> _The problem_
Collect every line of the records below that contains the word "useful".

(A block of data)
= = =
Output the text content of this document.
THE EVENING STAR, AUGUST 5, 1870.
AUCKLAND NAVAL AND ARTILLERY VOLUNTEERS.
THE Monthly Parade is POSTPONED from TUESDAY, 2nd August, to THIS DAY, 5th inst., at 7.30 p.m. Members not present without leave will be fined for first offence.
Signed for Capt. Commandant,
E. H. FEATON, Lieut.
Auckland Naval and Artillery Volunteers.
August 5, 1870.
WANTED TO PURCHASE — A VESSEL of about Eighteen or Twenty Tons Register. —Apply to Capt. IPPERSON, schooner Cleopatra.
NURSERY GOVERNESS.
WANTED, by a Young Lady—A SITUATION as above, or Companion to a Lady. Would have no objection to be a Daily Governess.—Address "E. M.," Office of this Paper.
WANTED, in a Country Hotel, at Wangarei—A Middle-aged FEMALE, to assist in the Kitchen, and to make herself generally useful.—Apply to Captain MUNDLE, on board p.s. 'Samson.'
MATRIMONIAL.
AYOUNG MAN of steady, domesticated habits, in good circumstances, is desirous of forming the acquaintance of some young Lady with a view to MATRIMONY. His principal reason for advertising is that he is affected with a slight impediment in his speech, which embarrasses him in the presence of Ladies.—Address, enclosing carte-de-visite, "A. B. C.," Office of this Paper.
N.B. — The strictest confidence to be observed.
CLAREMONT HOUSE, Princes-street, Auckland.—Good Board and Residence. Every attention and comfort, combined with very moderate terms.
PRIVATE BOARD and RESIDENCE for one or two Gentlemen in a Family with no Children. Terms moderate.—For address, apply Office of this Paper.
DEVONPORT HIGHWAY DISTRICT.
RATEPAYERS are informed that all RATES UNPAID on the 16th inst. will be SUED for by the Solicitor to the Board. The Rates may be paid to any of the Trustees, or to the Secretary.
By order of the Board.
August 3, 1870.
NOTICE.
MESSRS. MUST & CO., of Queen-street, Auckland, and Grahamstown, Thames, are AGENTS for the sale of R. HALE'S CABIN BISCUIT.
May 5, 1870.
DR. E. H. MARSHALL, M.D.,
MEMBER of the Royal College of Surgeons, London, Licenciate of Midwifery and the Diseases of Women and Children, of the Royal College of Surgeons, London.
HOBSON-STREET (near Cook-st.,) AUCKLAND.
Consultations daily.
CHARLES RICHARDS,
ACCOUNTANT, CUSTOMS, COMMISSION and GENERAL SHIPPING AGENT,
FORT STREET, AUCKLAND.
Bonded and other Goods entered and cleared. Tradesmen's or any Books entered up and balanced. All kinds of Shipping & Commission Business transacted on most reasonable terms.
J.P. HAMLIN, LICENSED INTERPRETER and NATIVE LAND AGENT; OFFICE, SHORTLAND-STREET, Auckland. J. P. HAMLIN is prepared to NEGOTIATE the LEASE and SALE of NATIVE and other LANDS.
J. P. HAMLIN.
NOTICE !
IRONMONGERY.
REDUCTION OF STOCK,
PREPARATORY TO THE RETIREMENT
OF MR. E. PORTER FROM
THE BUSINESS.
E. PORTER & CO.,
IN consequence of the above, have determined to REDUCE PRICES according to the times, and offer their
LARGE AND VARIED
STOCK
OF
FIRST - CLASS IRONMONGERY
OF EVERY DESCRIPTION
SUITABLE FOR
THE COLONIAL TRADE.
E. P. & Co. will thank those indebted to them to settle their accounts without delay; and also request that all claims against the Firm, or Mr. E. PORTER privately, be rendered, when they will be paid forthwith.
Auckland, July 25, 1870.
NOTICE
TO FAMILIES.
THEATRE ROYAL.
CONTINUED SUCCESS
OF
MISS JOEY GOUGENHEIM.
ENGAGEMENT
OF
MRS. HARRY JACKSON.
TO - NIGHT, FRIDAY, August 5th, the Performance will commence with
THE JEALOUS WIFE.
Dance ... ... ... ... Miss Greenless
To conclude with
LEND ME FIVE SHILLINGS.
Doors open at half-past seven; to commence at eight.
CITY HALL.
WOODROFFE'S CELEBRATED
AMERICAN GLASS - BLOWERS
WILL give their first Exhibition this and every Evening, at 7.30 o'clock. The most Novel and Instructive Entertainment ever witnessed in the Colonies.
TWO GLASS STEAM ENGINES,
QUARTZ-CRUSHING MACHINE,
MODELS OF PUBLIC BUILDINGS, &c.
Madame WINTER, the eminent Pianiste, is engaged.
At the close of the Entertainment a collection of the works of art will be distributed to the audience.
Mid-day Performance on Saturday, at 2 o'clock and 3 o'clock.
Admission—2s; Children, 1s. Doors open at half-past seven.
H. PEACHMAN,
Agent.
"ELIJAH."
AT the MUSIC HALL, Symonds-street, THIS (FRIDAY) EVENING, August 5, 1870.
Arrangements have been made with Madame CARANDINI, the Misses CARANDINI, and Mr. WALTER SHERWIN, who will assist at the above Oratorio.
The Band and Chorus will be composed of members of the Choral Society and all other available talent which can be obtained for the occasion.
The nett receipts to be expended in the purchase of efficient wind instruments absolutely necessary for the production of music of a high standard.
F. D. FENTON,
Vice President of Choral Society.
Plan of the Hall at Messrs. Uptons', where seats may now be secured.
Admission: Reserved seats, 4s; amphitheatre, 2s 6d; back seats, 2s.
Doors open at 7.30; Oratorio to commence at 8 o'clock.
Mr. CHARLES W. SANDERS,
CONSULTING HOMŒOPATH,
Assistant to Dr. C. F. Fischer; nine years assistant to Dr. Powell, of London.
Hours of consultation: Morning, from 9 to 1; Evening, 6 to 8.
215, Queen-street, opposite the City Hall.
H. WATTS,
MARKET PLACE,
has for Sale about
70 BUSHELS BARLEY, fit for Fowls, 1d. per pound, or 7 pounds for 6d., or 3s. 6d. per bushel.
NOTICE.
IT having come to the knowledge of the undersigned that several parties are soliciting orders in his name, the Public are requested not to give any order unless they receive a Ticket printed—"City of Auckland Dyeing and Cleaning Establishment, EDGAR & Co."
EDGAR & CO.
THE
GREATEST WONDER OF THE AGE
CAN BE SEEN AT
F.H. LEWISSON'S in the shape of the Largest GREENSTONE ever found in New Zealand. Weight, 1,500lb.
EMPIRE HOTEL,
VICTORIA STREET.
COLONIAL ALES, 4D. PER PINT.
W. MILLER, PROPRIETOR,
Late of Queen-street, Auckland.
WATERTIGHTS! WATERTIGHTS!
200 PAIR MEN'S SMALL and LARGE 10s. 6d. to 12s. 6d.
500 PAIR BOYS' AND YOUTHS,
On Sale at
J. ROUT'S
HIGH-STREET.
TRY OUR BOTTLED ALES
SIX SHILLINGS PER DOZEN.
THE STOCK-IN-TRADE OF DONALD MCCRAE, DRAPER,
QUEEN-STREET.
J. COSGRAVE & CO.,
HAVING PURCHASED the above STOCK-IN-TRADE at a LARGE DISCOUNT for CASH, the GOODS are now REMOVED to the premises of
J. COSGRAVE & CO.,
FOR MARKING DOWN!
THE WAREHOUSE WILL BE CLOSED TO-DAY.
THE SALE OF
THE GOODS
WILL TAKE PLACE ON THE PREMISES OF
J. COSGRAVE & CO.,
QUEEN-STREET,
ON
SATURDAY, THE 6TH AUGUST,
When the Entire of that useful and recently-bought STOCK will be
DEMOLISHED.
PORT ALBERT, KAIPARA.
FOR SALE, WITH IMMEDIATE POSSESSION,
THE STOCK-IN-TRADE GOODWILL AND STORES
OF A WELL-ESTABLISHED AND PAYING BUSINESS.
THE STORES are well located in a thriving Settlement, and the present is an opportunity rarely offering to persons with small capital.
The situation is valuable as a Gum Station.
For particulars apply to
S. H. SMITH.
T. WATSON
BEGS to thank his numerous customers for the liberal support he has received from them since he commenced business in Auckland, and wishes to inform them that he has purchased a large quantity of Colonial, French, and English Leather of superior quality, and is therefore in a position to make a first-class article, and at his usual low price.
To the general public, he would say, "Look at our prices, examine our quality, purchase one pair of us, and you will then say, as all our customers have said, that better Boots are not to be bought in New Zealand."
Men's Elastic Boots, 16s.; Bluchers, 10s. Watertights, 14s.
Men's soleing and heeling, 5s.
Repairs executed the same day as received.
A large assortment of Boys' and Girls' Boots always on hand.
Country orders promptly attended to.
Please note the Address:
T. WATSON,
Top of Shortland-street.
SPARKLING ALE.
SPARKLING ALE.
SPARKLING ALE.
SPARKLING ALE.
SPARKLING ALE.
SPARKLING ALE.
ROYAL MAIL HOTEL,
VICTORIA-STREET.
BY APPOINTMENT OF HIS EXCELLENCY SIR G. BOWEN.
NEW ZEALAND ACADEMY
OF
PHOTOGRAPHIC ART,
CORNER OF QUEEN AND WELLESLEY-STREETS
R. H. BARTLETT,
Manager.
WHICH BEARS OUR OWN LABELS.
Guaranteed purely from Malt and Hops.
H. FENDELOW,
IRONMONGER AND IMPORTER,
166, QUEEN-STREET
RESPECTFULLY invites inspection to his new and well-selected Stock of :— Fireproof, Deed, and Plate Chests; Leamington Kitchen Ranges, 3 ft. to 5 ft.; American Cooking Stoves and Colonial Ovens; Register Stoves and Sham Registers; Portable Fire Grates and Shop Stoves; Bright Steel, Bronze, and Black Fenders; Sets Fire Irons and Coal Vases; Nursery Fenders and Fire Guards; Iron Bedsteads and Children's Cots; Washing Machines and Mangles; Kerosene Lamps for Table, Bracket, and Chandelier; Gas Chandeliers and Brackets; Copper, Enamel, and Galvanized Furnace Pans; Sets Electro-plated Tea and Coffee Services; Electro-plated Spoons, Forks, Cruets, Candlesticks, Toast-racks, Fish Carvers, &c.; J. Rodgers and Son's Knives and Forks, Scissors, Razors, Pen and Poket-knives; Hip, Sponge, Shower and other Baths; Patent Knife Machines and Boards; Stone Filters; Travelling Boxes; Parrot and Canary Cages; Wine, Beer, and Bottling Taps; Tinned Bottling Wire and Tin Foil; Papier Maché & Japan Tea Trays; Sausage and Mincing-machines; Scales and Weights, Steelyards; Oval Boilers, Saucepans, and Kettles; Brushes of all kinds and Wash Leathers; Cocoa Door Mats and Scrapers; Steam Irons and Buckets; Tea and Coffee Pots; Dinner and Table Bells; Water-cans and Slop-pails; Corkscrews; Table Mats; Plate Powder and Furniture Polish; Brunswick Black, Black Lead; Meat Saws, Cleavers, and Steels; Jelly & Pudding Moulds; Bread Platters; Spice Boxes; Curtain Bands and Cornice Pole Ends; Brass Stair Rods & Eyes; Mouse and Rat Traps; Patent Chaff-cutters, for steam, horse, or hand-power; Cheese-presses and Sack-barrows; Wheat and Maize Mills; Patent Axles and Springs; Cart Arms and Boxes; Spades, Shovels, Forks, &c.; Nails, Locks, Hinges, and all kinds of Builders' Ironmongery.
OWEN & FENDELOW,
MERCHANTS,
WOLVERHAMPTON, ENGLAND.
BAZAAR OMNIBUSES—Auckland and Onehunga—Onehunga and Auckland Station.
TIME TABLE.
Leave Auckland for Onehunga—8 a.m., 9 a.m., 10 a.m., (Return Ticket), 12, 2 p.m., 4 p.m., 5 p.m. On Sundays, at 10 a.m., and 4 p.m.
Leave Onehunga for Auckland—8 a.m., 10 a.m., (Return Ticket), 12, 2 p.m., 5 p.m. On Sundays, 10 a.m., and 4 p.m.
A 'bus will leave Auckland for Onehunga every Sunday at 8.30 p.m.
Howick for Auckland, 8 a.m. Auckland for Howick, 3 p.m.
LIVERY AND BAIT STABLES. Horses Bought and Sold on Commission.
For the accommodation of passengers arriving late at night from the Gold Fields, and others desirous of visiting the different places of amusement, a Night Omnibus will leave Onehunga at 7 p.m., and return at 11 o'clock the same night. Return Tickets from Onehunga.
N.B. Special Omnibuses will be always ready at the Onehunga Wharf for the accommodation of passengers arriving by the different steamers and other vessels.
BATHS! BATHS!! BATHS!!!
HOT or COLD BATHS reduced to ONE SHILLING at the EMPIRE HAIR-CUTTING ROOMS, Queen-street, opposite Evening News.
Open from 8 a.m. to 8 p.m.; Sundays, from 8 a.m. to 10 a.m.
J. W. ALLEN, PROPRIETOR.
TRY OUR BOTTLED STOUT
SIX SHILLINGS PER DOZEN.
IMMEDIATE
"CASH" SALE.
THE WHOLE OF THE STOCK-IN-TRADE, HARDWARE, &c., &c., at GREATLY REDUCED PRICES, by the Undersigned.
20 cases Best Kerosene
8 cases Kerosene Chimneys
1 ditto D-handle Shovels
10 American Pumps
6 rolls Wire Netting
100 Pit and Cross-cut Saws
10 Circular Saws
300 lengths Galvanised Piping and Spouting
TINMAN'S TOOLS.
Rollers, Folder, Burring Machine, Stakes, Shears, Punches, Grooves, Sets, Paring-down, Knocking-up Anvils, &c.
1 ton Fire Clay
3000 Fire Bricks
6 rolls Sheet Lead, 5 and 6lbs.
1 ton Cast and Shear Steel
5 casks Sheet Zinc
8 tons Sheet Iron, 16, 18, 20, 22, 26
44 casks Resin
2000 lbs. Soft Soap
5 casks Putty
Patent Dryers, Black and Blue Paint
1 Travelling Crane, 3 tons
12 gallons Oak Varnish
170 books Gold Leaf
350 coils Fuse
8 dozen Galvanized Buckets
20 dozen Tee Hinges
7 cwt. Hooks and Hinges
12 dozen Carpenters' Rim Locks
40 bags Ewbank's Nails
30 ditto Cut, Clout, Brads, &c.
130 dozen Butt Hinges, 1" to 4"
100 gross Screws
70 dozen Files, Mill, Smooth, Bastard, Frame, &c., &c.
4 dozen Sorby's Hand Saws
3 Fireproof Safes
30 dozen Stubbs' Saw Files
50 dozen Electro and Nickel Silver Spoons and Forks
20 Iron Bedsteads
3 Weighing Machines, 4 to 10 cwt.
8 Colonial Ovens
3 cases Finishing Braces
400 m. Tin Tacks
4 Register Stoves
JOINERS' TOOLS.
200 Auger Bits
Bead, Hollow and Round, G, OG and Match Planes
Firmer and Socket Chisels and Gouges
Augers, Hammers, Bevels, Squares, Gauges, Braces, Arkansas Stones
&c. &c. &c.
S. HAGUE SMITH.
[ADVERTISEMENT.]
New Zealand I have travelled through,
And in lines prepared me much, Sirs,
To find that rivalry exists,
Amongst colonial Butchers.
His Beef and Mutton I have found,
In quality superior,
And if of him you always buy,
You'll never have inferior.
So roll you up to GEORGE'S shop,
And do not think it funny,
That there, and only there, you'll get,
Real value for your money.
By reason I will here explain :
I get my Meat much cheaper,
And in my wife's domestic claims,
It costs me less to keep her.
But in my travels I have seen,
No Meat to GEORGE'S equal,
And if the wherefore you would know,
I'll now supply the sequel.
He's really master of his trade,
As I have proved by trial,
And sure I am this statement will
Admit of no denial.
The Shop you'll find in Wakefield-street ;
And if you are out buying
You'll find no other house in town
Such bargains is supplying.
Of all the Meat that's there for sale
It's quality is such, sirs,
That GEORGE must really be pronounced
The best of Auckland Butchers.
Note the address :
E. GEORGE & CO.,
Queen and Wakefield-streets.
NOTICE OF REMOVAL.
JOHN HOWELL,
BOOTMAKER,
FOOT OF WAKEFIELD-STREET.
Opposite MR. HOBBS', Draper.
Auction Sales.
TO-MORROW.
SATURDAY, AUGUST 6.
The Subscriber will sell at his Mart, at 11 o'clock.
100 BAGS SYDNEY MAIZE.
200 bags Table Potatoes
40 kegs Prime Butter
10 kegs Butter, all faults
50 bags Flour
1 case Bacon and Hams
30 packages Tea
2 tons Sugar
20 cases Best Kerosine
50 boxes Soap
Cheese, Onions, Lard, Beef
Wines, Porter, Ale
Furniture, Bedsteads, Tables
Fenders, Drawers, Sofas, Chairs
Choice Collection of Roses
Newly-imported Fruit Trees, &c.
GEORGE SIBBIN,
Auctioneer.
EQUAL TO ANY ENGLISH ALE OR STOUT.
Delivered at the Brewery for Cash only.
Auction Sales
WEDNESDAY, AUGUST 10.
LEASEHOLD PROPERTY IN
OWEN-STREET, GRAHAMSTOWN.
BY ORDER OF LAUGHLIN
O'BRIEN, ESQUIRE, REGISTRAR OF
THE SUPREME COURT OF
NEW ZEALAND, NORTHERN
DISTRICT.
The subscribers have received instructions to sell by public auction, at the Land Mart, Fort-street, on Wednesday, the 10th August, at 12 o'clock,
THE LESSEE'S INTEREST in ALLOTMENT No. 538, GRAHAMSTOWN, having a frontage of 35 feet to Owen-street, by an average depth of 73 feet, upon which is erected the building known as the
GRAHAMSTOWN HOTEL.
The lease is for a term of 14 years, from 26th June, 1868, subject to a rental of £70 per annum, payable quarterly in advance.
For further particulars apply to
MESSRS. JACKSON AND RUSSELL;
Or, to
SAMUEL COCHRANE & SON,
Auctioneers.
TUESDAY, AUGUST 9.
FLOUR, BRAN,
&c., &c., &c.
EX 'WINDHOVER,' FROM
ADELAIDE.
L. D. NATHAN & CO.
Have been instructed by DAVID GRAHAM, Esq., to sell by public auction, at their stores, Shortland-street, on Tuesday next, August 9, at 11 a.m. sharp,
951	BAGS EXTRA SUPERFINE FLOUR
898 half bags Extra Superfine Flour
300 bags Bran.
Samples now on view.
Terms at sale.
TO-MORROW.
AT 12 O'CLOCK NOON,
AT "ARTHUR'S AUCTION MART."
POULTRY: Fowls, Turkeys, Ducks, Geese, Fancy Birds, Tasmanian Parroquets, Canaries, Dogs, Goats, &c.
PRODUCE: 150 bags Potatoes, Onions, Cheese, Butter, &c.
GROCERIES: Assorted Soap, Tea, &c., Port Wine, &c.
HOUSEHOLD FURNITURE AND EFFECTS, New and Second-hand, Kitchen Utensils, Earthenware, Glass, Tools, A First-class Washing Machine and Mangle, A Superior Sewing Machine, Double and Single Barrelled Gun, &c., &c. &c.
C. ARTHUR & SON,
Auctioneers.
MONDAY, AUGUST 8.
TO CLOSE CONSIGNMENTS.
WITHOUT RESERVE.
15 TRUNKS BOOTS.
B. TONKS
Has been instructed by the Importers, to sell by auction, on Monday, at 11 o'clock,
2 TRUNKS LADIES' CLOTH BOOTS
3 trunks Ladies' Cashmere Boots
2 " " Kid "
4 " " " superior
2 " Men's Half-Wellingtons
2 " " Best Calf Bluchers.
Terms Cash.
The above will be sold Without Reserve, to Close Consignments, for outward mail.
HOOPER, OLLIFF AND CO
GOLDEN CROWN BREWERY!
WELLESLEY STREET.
= = =
> _Response to this task_
WANTED, in a Country Hotel, at Wangarei—A Middle-aged FEMALE, to assist in the Kitchen, and to make herself generally useful.—Apply to Captain MUNDLE, on board p.s. 'Samson.'
When the Entire of that useful and recently-bought STOCK will be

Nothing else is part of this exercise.